Page extract:
From: Arthur Barrett
Subject: RE: How to detect new CVS dirs
Date: Thu, 7 Jul 2011 19:39:12 +1100

Hi Peter,

What version client, and what version of server?  CVS 1.12 and CVSNT 2.5/2.8 
have commands that older releases like CVS 1.10 do not.

Let me ask a fundamental question: why?

I ask this because I've often seen complex technical questions disguise a 
perfectly simple requirement that is solved a different way by CVS.

Software that detects changes in the repository, and advises users of this is 
quite common.  And commonly done poorly.  eg: Eclipse 'syncronise' and Oracle 
JDeveloper.  At least in the case or Oracle, the JDeveloper team did contact us 
at some point to ask suggestions of how to do it 'better'.  And I applaud you 
too for asking.

Technically my answer is that commitlog is the way to achieve this.  ie: when 
the server receives a change, it can trigger some event (typically sending an 
e-mail) and client apps can use that information, or query that information to 
get the result.  Typically this answer is not well liked.  Developers of GUIs 
often want something like what you are asking for, i.e.: oh just run command 
xyz and it'll tell you....

So here are some more technical thoughts:

1. you could use a variation of 'cvs log' to find all  changes between two 
points in time - the time your sandbox was last updated and the current time.

2. you could use 'cvs rls' to get a listing of a directory and compare it to 
your own directory.

3. try to avoid complex 'cvs -n ' cases - or at least test them thoroughly.  I 
mostly work on CVSNT (forked from CVS several years ago to support additional 
features), and I know that in many cases cvsnt 'cvs -n' does not do what it is 
advertised to do.  In fact we only 'support' a couple of specific cases of 'cvs 
-n up' since we consider it an 'outdated/deprecated' way to 'list modules'.

To-do list:
(A) List every software version number that the email names, pairing each with its product.
(B) From the email, return the passage that opens with the words containing "So here are" and closes with "your own directory.".

Material provided:

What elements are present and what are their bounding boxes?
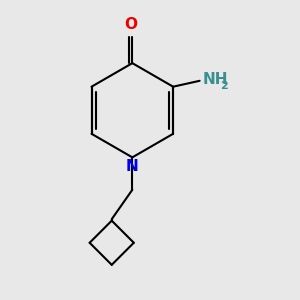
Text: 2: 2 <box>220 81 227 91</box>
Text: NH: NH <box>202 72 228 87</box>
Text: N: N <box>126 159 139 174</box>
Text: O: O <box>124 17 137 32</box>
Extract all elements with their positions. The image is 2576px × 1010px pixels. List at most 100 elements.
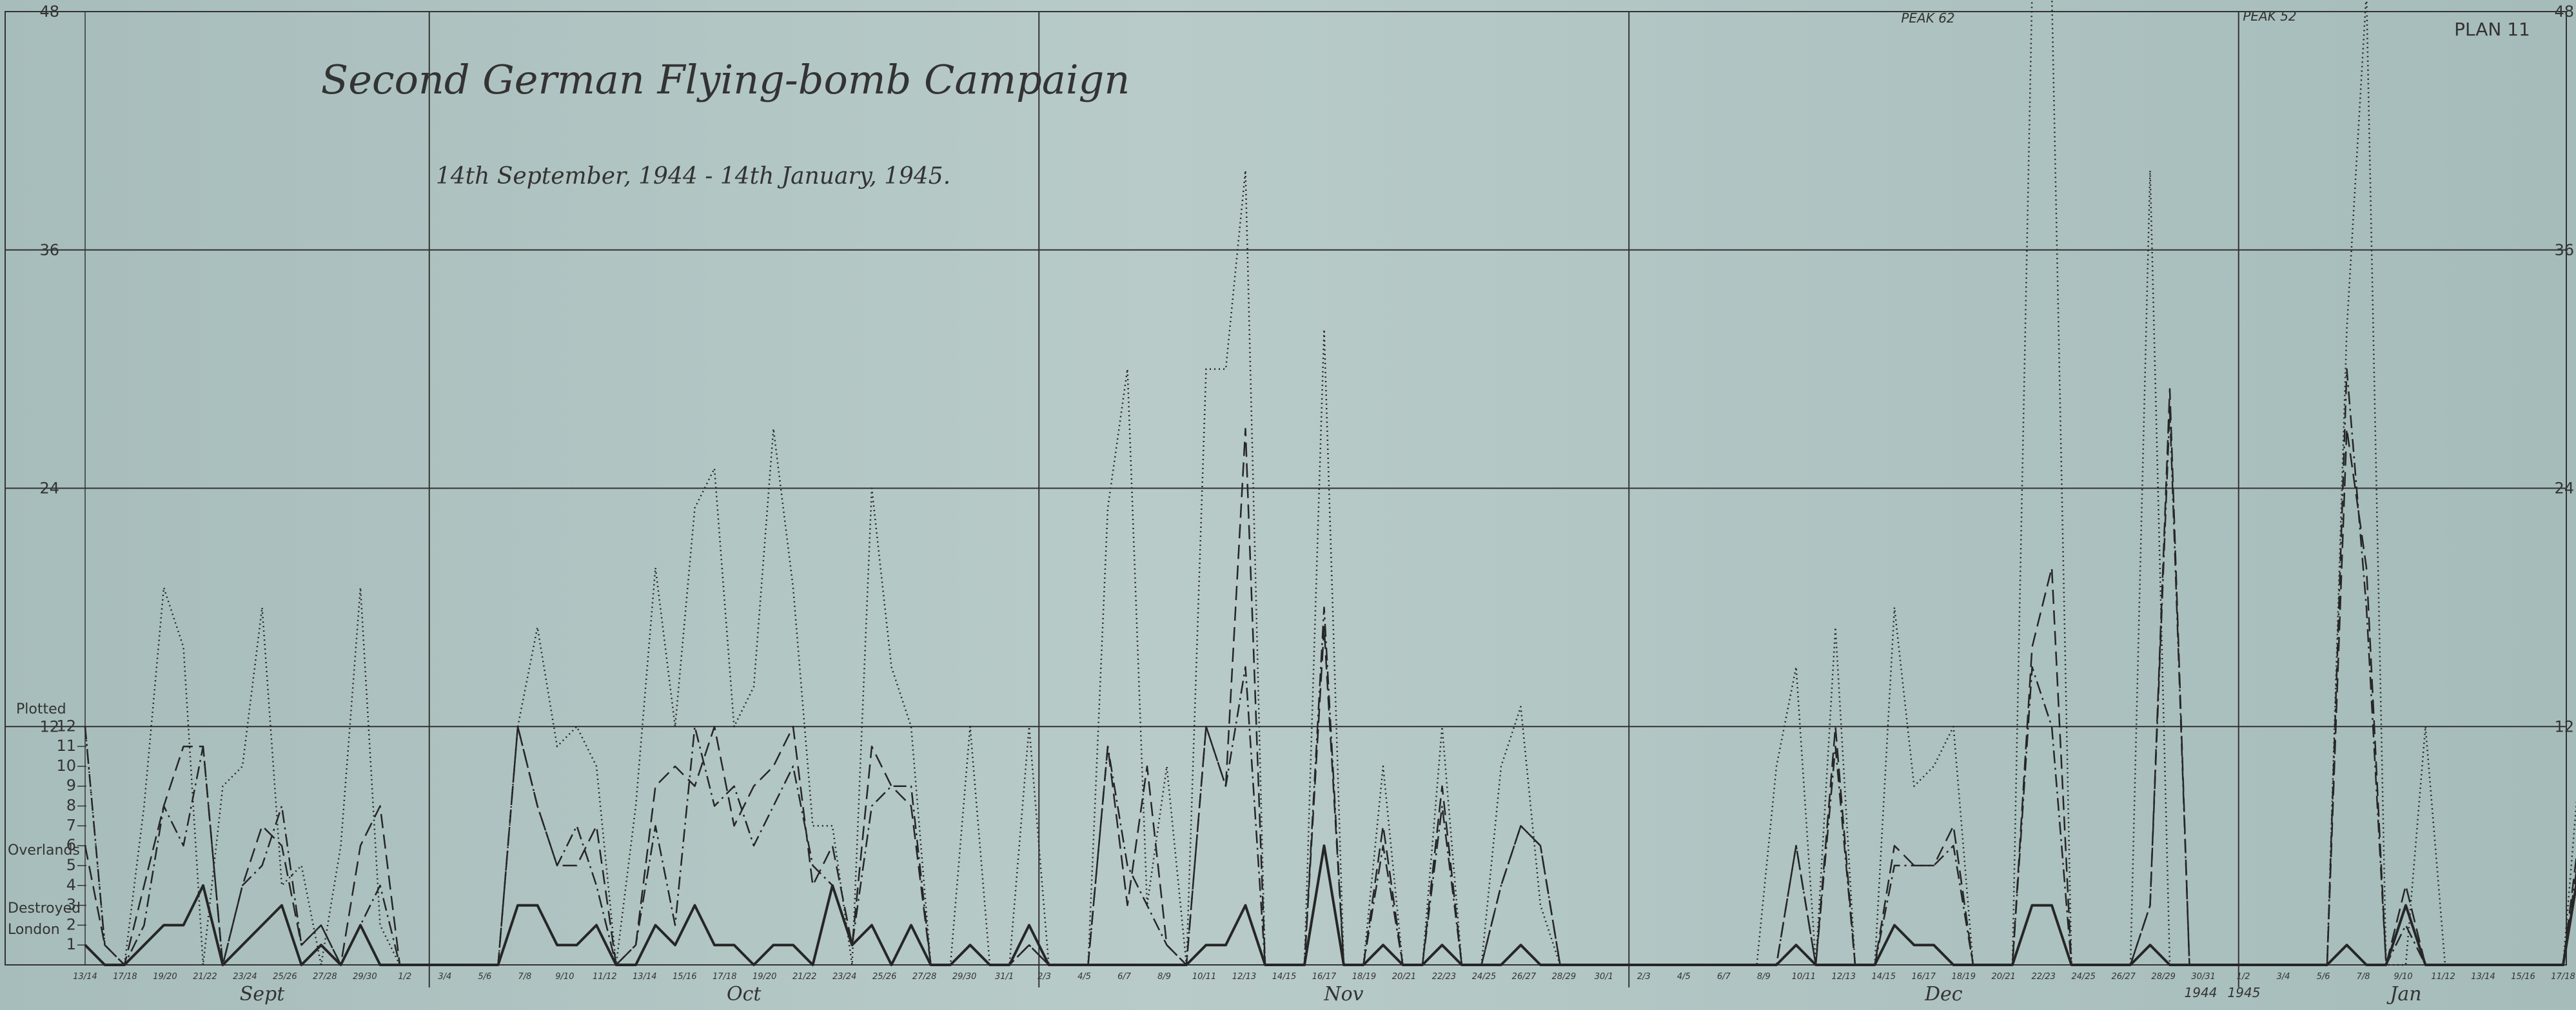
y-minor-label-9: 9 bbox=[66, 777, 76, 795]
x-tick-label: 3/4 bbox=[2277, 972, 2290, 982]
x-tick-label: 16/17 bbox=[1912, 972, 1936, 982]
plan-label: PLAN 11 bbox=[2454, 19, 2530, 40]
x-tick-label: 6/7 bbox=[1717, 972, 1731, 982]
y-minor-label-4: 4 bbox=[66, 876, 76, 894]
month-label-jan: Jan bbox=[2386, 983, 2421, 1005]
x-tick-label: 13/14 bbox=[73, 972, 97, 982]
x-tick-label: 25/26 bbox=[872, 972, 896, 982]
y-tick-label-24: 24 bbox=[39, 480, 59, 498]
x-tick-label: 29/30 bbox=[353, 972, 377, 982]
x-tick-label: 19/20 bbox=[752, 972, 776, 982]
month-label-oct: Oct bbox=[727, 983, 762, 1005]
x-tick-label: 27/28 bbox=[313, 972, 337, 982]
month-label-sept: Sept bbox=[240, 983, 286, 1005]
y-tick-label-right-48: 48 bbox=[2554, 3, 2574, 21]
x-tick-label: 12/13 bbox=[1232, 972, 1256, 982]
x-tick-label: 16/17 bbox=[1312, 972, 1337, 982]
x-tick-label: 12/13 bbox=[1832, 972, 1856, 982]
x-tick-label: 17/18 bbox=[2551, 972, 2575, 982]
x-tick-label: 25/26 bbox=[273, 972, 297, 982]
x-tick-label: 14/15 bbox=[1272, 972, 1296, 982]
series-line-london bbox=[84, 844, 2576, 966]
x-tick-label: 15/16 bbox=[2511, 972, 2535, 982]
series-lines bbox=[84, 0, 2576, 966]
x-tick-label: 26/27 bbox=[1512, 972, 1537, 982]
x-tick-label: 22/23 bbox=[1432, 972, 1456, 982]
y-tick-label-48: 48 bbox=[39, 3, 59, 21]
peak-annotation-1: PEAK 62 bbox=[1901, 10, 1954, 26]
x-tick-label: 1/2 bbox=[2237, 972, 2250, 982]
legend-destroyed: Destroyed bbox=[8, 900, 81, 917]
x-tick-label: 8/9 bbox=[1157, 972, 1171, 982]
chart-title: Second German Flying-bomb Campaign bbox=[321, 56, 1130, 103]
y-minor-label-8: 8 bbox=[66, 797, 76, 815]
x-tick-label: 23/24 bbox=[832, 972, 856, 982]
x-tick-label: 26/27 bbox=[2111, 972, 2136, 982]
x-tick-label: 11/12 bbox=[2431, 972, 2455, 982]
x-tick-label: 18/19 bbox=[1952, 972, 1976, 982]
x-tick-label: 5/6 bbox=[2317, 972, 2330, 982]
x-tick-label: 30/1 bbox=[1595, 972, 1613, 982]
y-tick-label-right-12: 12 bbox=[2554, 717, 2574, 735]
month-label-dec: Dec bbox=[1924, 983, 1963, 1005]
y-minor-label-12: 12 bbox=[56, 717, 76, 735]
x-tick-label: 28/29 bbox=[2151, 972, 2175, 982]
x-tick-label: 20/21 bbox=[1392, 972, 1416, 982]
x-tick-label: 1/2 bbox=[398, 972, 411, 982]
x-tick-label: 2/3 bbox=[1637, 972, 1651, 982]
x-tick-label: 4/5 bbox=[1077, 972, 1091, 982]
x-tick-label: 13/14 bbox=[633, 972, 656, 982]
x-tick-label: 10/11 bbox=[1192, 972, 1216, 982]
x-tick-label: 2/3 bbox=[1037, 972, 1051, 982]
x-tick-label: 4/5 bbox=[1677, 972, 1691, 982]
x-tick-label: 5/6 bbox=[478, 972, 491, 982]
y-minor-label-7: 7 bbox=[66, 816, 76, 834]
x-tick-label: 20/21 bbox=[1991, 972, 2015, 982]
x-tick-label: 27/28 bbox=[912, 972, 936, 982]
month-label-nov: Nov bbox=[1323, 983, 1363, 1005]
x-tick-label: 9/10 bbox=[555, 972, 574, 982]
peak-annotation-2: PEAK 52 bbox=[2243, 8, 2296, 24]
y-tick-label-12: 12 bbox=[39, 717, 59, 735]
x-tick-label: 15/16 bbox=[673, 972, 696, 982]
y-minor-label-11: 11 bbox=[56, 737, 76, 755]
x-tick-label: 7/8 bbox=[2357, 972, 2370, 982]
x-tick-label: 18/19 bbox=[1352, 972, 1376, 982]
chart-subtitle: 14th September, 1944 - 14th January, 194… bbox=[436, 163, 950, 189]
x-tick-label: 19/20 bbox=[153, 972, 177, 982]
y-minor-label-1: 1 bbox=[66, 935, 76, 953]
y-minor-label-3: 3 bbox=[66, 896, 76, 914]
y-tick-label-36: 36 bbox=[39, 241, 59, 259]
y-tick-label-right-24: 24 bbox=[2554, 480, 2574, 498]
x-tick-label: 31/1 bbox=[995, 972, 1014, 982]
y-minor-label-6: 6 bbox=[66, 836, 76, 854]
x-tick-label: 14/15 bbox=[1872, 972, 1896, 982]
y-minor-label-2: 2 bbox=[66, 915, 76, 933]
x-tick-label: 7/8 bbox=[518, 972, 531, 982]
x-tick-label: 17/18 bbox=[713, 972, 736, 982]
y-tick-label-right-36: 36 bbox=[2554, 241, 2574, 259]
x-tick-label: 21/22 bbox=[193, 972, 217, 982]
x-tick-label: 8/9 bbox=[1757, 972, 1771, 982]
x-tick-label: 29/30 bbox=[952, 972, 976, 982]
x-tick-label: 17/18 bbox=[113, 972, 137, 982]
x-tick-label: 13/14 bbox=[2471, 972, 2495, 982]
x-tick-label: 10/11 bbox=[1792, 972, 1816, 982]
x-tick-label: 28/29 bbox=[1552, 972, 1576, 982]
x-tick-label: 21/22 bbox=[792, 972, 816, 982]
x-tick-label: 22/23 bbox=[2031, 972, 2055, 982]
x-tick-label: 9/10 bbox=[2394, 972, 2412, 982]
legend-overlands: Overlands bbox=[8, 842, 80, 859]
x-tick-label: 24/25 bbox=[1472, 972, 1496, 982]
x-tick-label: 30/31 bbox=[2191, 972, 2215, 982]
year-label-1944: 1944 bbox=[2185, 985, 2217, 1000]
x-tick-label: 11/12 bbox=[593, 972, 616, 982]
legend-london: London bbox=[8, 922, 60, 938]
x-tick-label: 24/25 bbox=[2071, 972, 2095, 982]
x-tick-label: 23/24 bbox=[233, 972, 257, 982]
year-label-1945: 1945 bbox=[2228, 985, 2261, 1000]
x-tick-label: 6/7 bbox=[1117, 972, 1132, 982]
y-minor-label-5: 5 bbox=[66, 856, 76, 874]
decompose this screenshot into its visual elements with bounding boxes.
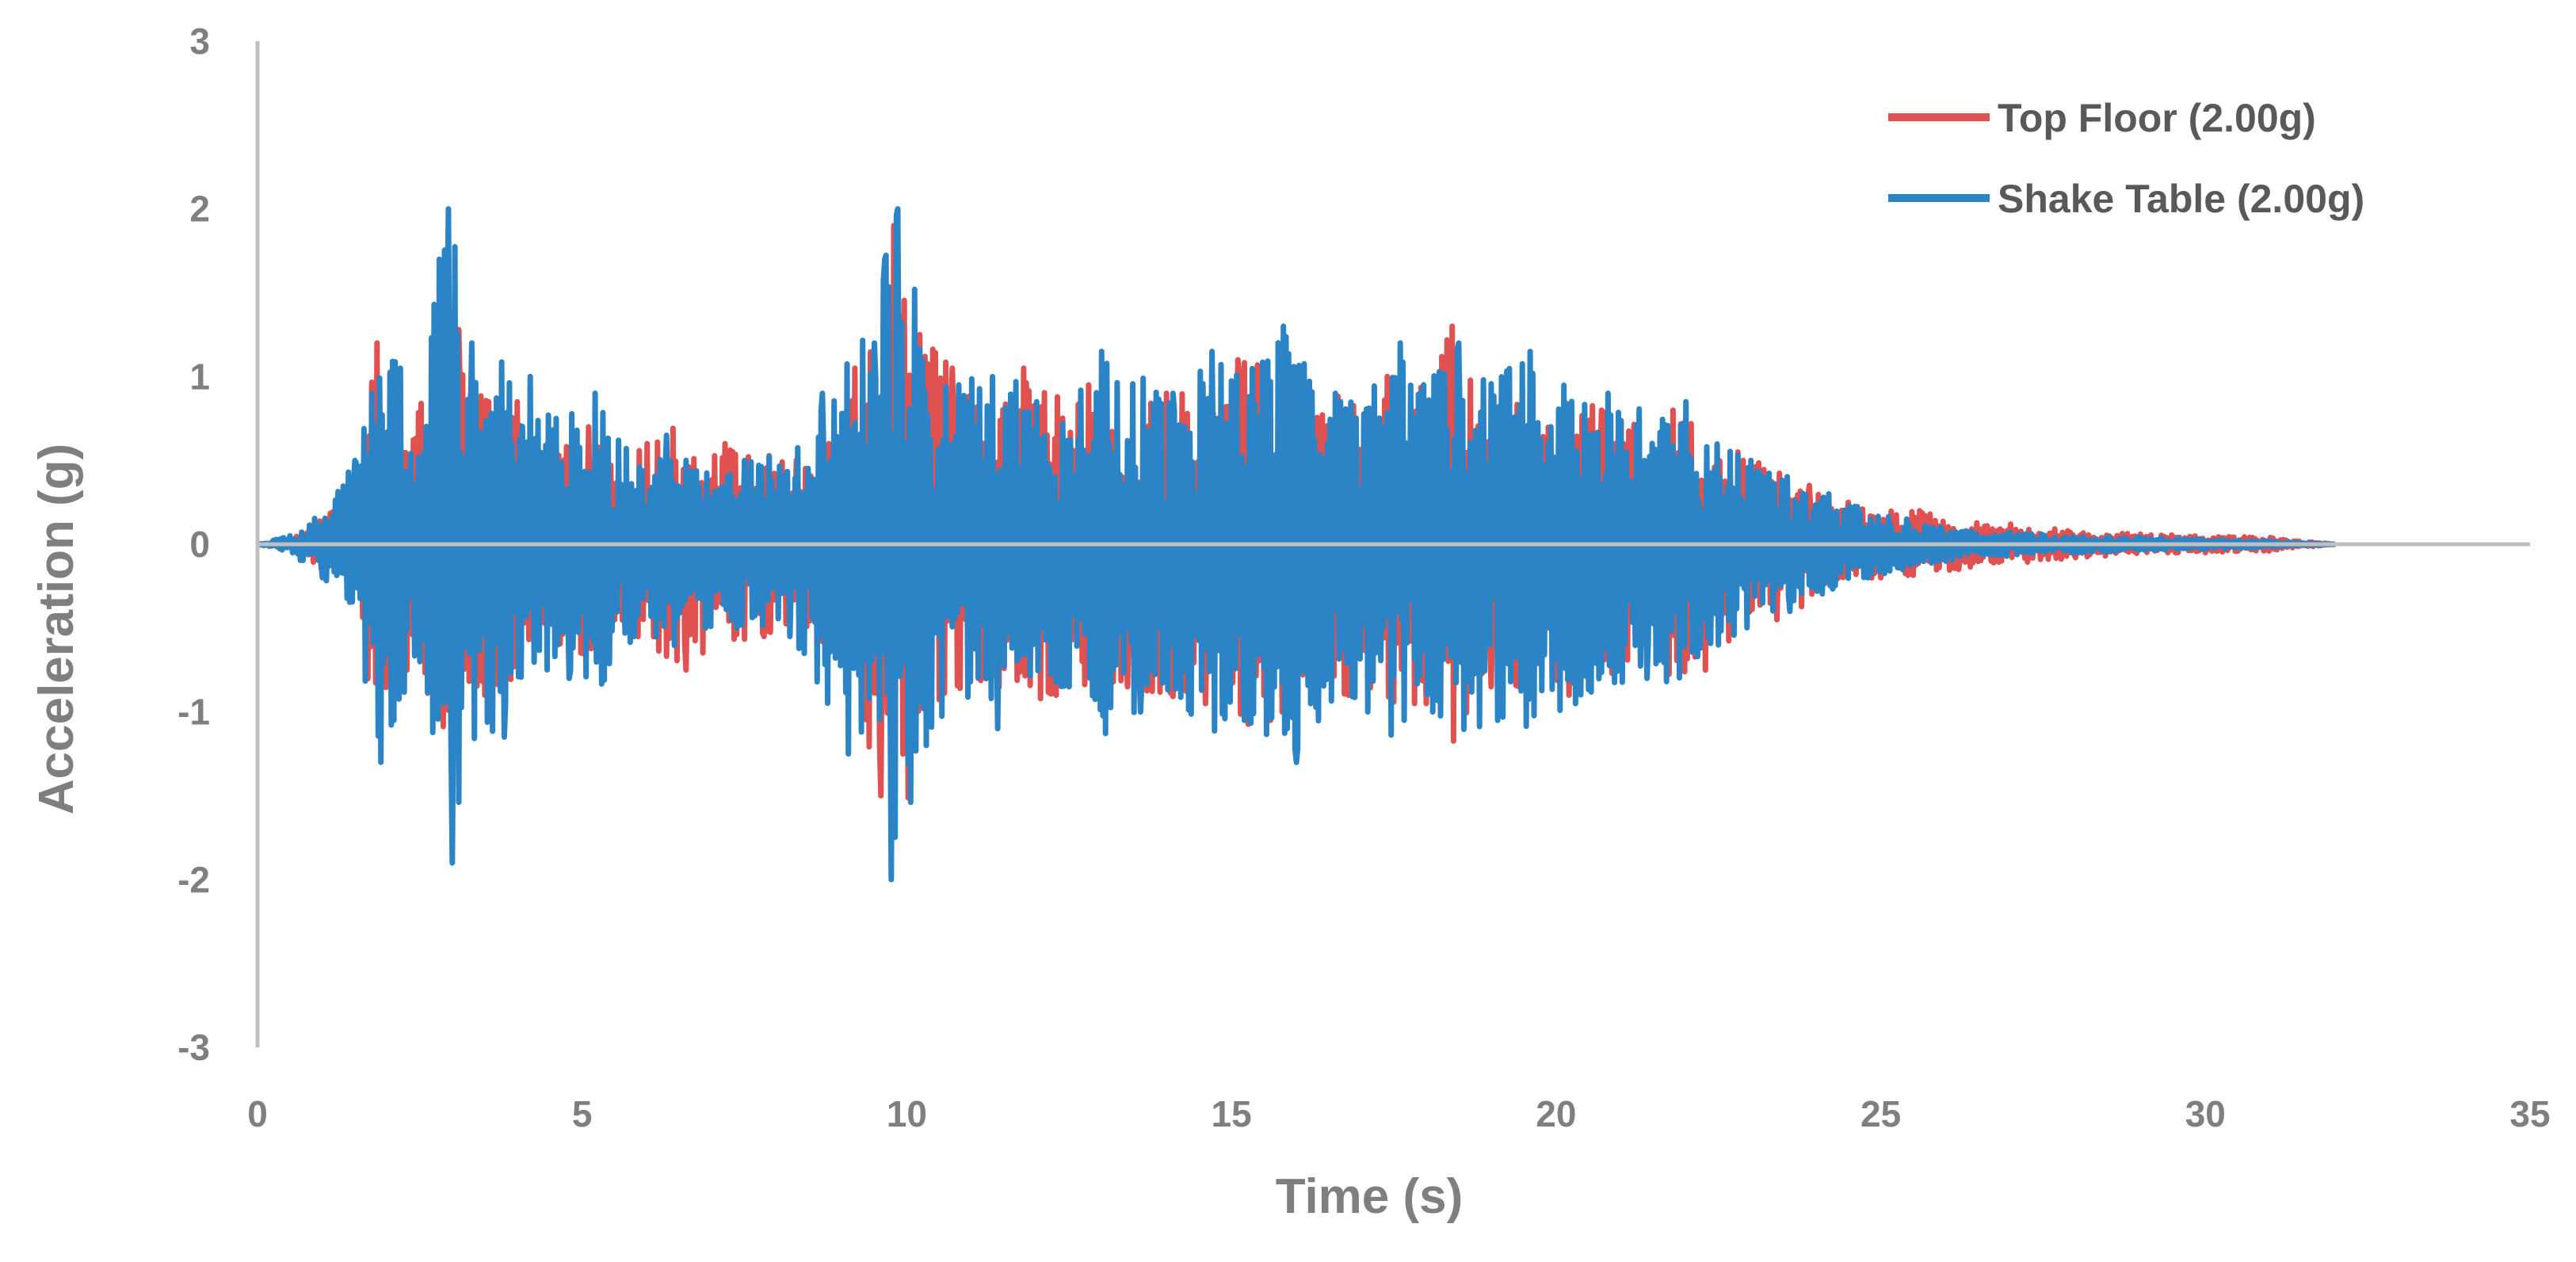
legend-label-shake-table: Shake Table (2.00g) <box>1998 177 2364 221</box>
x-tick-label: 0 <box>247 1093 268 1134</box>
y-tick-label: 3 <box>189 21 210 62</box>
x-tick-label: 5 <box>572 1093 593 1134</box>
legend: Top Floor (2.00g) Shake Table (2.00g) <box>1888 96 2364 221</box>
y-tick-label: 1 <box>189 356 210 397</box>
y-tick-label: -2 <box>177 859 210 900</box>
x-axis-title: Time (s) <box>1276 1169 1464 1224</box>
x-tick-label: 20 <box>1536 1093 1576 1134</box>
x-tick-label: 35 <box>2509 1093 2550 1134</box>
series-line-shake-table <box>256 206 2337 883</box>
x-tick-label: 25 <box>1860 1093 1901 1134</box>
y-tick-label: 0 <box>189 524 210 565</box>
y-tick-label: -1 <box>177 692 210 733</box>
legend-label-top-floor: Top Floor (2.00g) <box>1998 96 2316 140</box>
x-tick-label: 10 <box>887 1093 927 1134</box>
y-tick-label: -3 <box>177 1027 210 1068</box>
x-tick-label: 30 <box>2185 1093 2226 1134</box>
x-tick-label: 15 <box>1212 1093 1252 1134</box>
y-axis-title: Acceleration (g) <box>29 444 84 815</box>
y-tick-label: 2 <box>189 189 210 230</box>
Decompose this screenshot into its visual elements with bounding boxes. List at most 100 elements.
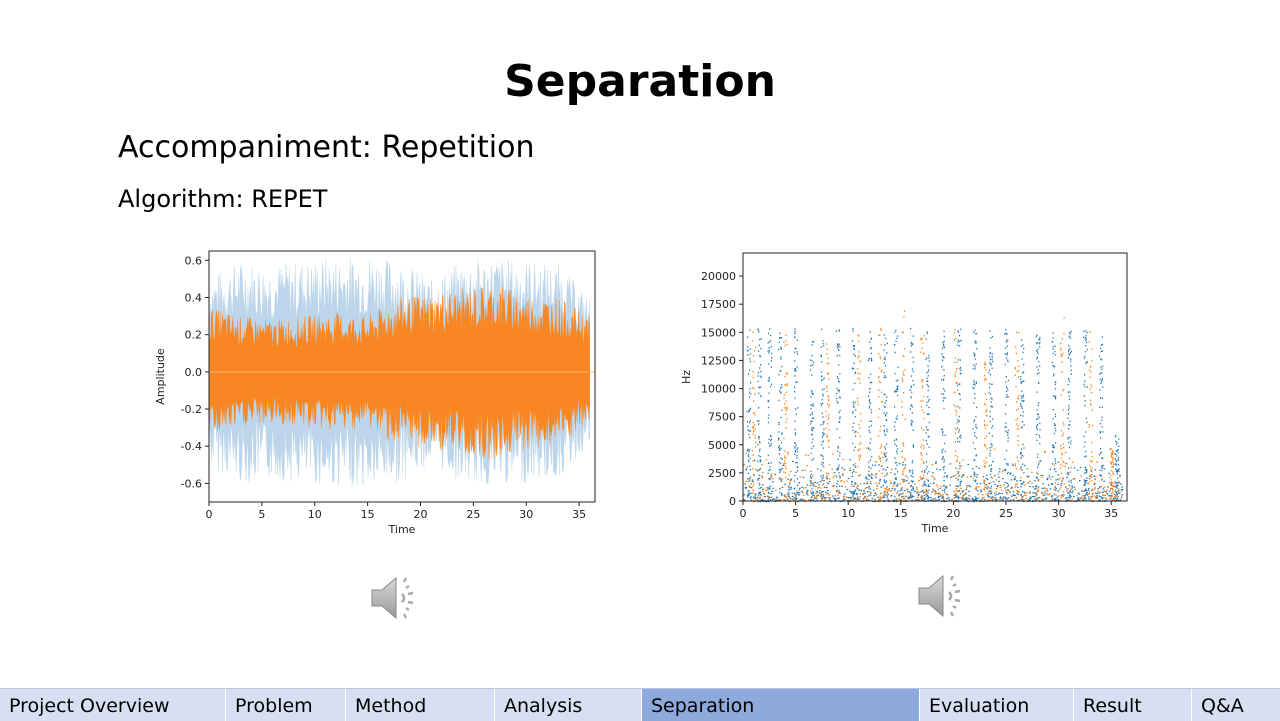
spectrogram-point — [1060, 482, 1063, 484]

Task-by-task answers:
(A) CVS 1.12, CVSNT 2.5, CVSNT 2.8, CVS 1.10

(B)
So here are some more technical thoughts:

1. you could use a variation of 'cvs log' to find all  changes between two 
points in time - the time your sandbox was last updated and the current time.

2. you could use 'cvs rls' to get a listing of a directory and compare it to 
your own directory.